::: RECORDS PROVIDED

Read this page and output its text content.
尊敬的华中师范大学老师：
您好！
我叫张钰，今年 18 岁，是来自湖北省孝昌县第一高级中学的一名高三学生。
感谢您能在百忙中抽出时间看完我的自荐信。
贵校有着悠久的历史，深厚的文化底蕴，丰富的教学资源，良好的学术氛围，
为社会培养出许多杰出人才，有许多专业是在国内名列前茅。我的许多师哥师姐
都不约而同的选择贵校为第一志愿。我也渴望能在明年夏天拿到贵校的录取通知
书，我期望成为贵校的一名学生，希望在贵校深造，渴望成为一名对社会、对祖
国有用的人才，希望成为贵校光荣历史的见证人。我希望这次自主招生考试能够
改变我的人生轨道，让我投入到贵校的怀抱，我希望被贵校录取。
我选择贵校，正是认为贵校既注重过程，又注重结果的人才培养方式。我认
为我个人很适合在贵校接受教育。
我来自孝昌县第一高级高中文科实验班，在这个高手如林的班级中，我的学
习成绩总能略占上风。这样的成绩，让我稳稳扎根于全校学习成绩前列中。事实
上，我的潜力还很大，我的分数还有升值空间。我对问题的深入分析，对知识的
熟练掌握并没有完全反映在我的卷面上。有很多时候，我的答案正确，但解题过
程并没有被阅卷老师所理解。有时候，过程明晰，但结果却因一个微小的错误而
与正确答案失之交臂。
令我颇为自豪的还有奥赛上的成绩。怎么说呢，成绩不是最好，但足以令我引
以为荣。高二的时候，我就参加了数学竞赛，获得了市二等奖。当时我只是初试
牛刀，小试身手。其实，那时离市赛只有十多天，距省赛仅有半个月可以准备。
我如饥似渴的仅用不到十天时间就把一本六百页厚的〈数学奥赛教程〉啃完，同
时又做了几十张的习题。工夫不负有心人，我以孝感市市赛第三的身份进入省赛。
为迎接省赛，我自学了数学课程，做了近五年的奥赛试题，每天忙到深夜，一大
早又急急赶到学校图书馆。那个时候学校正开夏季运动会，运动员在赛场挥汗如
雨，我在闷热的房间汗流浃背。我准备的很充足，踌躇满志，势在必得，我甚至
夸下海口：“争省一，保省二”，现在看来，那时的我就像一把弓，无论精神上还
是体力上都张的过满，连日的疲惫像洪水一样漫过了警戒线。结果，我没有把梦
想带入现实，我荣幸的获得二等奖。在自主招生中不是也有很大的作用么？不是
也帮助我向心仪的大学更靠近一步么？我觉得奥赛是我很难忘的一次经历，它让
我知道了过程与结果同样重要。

::::::
::: RECORDS PROVIDED

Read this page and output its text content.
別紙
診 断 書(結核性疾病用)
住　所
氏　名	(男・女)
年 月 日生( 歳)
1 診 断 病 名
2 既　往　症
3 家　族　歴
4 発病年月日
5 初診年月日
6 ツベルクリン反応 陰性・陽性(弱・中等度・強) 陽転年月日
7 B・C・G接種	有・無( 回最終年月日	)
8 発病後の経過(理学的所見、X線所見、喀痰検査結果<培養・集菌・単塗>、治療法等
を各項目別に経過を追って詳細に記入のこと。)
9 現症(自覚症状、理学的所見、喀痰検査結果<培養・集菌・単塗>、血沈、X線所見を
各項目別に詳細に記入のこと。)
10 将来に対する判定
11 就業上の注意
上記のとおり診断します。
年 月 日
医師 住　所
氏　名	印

::::::

STATED EXERCISE: Show every line where the string "理学的所見" appears.

RESULT:
8 発病後の経過(理学的所見、X線所見、喀痰検査結果<培養・集菌・単塗>、治療法等
9 現症(自覚症状、理学的所見、喀痰検査結果<培養・集菌・単塗>、血沈、X線所見を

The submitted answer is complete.